--- begin Input data ---

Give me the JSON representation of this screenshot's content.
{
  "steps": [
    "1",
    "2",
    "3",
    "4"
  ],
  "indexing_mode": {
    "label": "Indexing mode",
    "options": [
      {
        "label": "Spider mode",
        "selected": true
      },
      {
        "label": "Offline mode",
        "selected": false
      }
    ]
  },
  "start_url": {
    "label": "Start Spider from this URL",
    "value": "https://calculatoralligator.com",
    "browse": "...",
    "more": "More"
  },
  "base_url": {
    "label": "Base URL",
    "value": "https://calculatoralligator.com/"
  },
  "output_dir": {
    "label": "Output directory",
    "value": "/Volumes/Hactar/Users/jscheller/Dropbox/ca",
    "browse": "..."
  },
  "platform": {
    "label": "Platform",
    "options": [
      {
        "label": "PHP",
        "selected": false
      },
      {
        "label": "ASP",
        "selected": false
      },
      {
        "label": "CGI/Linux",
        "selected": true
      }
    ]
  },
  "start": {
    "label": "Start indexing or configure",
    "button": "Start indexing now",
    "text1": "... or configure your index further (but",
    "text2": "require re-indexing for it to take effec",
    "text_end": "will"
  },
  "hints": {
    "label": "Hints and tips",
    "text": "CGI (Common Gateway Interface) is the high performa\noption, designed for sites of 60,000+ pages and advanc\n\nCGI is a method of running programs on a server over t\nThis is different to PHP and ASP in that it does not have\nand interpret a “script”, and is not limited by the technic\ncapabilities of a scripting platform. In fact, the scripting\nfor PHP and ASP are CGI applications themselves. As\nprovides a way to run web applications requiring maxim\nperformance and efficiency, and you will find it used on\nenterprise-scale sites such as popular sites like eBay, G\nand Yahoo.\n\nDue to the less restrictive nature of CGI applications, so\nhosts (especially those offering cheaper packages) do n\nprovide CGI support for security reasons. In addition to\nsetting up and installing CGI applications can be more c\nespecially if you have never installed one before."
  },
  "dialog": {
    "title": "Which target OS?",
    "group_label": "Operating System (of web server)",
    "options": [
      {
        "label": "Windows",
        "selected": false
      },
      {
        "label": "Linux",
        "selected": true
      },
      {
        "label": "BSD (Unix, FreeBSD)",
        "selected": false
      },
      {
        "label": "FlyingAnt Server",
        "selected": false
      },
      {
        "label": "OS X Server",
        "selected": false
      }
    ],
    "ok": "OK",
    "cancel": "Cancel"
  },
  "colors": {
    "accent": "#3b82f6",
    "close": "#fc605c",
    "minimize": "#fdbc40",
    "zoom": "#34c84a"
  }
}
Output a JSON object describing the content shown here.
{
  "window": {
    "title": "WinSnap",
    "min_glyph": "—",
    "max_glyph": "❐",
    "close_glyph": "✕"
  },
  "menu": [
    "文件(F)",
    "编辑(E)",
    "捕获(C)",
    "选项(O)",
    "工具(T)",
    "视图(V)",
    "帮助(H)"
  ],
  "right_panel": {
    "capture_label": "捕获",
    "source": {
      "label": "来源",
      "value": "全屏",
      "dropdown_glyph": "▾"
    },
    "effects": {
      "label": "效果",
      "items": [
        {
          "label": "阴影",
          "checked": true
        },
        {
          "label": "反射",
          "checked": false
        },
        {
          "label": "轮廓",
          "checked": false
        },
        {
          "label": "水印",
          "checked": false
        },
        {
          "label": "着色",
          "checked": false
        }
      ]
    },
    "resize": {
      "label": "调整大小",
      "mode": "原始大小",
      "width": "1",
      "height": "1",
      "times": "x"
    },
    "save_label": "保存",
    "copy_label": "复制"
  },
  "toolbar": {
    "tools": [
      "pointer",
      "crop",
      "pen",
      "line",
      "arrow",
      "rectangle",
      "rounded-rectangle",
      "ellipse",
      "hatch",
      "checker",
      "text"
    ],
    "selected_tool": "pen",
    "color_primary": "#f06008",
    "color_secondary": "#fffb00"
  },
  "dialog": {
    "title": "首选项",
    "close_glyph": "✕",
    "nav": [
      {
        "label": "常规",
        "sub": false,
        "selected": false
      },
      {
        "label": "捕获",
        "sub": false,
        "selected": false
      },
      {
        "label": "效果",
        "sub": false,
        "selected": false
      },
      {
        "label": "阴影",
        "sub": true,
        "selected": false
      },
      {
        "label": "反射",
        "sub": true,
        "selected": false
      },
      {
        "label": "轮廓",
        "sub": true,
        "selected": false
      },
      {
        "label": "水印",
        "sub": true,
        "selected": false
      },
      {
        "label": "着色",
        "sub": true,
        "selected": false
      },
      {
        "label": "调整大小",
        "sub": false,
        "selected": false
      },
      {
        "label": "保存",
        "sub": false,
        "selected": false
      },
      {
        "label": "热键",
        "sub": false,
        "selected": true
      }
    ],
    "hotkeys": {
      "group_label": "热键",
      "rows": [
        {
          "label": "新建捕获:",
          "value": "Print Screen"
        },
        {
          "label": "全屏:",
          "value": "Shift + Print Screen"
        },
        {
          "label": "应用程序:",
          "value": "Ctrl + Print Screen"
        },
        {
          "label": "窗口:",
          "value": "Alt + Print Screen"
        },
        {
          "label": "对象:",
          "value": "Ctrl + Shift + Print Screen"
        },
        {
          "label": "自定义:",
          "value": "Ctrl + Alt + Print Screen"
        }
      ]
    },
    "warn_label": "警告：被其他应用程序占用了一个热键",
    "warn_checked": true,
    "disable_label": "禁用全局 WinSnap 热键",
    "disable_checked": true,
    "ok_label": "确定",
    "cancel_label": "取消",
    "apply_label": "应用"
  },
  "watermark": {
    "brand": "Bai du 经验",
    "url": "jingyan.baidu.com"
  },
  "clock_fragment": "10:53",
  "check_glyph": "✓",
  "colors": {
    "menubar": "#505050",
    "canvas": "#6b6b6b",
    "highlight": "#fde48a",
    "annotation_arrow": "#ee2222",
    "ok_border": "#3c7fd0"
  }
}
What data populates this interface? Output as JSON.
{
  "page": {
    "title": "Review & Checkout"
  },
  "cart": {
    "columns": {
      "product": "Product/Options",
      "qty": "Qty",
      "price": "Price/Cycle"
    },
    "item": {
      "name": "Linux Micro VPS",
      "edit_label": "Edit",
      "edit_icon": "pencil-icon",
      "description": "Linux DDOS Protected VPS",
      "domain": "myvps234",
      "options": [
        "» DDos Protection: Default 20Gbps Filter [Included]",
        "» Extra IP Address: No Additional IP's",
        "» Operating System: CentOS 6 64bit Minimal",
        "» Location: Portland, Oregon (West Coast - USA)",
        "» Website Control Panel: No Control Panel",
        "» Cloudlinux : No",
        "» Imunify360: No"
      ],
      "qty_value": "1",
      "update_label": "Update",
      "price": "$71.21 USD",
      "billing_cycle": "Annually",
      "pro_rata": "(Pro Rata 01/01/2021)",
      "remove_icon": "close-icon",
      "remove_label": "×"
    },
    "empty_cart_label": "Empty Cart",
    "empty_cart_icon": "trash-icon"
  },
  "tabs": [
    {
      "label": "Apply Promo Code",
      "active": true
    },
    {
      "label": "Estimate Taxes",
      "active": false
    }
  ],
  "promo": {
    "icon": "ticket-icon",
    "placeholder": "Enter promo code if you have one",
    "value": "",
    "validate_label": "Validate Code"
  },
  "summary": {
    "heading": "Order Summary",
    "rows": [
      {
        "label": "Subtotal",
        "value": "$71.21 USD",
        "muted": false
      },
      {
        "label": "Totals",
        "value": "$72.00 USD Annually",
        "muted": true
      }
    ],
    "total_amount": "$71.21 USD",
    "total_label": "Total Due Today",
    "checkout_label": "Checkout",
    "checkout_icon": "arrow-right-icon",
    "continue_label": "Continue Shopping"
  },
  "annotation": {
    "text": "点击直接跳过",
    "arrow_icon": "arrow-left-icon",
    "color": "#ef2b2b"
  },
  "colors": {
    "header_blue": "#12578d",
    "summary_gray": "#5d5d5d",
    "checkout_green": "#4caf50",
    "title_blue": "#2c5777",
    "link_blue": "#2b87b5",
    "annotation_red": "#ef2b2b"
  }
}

--- end Input data ---

* _Goal of the exercise_: Extract all lines of the records above that include "configure".

* _Answer to the problem_:
    "label": "Start indexing or configure",
    "text1": "... or configure your index further (but",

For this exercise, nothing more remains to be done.